Skip to main content

Scansion tool for Spanish texts

Project description

Rantanplan is a Python library for the automated scansion of Spanish poetry. Scansion is the measurement of the rhythm of verses of a poem and our tool achieves state-of-the-art results for mixed metre poems. It is also able to identify up to 45 different types of the most significant Spanish stanzas. Rantanplan is fast and accurate as it is built using SpaCy and SpaCy-affixes.

  • Free software: Apache Software License 2.0

Installation

pip install rantanplan

Install required resources

  1. Install spaCy model language for Spanish:

    python -m spacy download es_core_news_md
  2. Install Freeling rules for affixes:

    python -m spacy_affixes download es

Usage

Import Rantanplan

To use Rantanplan in a project:

import rantanplan

Usage example

from rantanplan.core import get_scansion

poem = """Me gustas cuando callas porque estás como ausente,
y me oyes desde lejos, y mi voz no te toca.
Parece que los ojos se te hubieran volado
y parece que un beso te cerrara la boca.

Como todas las cosas están llenas de mi alma
emerges de las cosas, llena del alma mía.
Mariposa de sueño, te pareces a mi alma,
y te pareces a la palabra melancolía."""

get_scansion(poem)

Output example

The output of Rantanplan is a complex structure that will be broken down for clarity.

First, Rantanplan will show a list of stanzas. Each stanza is then shown as two separate lists. A list of tokens, and a list of “phonological groups” i.e., the phonological units that form a verse after synalephas and sinaereris are taken into account.

Tokens

If the token is a word, it shows a list of the syllables it is made of, with the following information:

  • syllable: The text of the syllable.

  • is_stressed: Whether the syllable is stressed or not.

  • is_word_end: Whether the syllable is the end of a word or not.

  • has_synalepha or has_sinaeresis: Whether or not the syllable can be conjoined with the next one.

  • stress_position: Index, starting from 0, for the stressed syllable of the word. If the index is negative, the syllable position is counted from the end of the word:

    • 0: First syllable

    • -1: Last syllable

    • -2: Penultimate syllable

    • etc

If the token is a not a word, it is shown as symbol.

List of tokens example

 {'tokens': [{'word': [{'syllable': 'co', 'is_stressed': True},
    {'syllable': 'mo',
     'is_stressed': False,
     'has_synalepha': True,
     'is_word_end': True}],
   'stress_position': 0},
  {'word': [{'syllable': 'au', 'is_stressed': False}
...
  {'symbol': ','}],
...

Phonological groups

The next element of the output is a list of phonological groups. We use this term to refer to the phonological unit that makes up a poem when it is read, after synalephas and sinaereris are taken into account.

Phonological groups are quite similar to the token list but have no word boundaries because this is lost when applying synalephas. Each syllable within phonological_groups can carry the following information:

  • syllable: The text of the syllable.

  • is_stressed: Whether the syllable is stressed or not.

  • is_word_end: Whether the syllable is the end of a word or not.

(Dataset entries)
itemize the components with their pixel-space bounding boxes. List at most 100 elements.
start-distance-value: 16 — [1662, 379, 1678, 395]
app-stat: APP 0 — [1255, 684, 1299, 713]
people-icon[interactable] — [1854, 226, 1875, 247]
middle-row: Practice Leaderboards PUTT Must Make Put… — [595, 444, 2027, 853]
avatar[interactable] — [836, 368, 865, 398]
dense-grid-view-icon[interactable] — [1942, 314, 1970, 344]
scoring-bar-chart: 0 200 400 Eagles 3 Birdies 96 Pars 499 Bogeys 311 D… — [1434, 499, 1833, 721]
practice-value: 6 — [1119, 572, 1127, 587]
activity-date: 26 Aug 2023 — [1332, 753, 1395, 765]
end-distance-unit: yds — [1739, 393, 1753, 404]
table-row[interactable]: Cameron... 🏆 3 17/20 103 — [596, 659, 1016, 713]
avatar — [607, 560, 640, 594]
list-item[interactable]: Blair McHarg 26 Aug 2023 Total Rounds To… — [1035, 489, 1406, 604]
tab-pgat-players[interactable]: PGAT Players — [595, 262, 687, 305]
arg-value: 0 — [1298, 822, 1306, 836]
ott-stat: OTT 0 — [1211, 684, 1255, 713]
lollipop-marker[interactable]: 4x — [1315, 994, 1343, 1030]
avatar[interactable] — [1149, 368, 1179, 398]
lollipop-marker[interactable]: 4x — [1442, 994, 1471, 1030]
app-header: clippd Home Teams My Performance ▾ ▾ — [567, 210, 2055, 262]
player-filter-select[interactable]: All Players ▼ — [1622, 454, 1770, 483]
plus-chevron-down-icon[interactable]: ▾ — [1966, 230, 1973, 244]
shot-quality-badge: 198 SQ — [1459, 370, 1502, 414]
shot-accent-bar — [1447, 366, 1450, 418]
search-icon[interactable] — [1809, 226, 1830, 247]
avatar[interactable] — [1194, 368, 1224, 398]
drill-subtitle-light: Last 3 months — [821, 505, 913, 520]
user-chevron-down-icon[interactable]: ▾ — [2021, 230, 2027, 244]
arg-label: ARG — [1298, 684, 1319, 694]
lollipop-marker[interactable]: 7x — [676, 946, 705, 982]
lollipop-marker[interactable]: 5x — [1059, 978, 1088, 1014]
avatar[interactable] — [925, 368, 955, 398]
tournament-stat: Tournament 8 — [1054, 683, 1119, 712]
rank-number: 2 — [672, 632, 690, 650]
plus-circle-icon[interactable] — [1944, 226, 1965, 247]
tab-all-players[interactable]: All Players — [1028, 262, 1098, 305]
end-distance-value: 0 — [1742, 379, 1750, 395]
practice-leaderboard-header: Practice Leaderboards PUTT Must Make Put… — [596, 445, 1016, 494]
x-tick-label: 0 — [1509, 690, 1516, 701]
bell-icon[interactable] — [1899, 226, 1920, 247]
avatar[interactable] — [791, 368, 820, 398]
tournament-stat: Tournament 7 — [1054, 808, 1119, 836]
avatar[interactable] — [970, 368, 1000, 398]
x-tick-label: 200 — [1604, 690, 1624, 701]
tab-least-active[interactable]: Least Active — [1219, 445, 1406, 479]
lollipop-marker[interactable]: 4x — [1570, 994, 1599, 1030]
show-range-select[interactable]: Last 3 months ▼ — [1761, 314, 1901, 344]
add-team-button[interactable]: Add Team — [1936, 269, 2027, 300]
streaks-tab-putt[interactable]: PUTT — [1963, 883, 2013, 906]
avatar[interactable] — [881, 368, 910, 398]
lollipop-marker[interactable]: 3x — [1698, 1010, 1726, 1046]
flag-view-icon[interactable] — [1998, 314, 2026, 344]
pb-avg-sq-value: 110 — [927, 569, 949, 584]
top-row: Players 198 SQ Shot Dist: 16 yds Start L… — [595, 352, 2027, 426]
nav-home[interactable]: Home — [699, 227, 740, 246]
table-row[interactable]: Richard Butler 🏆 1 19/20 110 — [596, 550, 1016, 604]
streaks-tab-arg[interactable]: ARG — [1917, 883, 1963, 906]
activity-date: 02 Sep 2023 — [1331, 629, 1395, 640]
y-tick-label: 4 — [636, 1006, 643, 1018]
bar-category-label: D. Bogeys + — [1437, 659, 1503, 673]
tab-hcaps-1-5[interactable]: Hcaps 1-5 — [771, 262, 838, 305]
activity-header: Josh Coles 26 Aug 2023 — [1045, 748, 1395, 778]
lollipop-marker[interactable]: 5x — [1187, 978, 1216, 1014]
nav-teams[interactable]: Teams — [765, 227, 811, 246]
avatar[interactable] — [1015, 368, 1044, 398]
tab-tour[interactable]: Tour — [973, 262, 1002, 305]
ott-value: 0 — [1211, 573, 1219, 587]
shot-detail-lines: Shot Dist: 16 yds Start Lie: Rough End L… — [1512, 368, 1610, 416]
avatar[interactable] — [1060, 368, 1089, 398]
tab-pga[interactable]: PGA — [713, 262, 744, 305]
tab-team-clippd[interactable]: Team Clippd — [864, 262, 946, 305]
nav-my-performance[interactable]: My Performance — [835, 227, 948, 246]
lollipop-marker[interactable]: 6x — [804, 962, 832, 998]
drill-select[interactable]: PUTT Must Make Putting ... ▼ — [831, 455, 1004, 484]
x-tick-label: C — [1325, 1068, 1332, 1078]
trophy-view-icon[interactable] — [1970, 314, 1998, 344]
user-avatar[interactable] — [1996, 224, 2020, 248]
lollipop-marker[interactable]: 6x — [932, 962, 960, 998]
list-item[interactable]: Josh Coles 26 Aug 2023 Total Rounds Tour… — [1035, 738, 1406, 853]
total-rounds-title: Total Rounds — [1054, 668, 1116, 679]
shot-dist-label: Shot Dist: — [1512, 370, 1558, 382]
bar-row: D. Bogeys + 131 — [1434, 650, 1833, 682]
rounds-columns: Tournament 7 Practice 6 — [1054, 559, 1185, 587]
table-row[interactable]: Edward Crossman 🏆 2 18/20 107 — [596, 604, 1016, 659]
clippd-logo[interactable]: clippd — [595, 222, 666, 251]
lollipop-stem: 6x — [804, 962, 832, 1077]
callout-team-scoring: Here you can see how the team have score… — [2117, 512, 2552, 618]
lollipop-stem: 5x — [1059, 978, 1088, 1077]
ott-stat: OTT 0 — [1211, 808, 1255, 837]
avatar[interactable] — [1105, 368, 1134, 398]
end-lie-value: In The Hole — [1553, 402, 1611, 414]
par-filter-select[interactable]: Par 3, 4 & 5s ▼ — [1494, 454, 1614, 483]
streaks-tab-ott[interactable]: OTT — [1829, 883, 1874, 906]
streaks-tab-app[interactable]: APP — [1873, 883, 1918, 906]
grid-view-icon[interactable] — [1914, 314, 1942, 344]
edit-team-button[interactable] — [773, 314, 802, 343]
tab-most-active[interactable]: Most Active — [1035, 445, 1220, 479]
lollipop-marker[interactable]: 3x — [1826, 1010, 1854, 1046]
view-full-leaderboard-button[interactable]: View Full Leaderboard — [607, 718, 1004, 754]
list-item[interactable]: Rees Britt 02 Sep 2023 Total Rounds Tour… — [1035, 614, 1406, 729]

→ WRITTEN REQUEST 1:
List every piece of information that the Rantanplan page says is shown for each syllable of a token that is a word.
→ WRITTEN REQUEST 2:
Extract the passage of the Rantanplan page from "First, Rantanplan will" up to and including "verse after synalephas and sinaereris are taken into account.", copying it word for word.

→ FINISHED ANSWER 1:
- syllable: The text of the syllable.
- is_stressed: Whether the syllable is stressed or not.
- is_word_end: Whether the syllable is the end of a word or not.
- has_synalepha or has_sinaeresis: Whether or not the syllable can be conjoined with the next one.
- stress_position: Index, starting from 0, for the stressed syllable of the word. If the index is negative, the syllable position is counted from the end of the word.

→ FINISHED ANSWER 2:
First, Rantanplan will show a list of stanzas. Each stanza is then shown as two separate lists. A list of tokens, and a list of “phonological groups” i.e., the phonological units that form a verse after synalephas and sinaereris are taken into account.